= DATA RECORDS =
══════════

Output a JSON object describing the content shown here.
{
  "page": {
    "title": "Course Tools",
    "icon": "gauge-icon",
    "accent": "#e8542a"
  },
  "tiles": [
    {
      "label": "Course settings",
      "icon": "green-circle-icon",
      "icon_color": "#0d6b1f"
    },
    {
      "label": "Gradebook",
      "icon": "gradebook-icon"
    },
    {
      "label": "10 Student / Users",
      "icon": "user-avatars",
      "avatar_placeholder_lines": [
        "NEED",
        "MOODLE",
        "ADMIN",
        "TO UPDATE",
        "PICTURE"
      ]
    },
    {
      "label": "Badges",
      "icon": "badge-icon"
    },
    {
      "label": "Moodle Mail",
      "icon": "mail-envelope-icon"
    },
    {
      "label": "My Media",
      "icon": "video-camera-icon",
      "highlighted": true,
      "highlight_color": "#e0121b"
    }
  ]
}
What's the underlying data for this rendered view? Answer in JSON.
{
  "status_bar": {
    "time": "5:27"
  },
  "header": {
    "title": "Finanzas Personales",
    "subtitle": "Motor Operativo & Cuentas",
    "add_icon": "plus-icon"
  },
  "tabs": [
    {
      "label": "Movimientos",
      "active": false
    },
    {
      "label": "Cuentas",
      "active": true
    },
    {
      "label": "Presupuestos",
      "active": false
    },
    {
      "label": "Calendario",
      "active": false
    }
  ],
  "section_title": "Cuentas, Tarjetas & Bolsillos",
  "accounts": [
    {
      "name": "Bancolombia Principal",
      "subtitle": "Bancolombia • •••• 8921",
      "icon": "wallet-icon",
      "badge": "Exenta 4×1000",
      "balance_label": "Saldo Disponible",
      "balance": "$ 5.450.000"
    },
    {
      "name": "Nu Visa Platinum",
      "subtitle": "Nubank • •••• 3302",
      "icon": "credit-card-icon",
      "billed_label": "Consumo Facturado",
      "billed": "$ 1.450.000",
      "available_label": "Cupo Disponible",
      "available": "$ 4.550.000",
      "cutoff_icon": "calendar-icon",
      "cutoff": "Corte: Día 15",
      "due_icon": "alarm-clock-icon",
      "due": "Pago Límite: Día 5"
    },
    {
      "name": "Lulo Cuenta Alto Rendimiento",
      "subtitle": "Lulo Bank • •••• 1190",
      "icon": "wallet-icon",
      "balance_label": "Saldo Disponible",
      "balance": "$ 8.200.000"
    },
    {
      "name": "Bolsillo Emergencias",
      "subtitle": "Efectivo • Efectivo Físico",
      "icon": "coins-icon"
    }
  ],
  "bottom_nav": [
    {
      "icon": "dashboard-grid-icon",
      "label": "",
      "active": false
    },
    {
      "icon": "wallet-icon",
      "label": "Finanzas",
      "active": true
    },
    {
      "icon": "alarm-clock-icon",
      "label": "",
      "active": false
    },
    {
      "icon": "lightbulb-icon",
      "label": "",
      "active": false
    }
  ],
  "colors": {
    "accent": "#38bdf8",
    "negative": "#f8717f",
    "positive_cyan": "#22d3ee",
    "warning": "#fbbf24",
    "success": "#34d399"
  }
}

══════════

= WHAT IS NEEDED =
Pick out and copy the lines of the entries that hold the string "Course".

= SOLUTION TO THIS EXERCISE =
    "title": "Course Tools",
      "label": "Course settings",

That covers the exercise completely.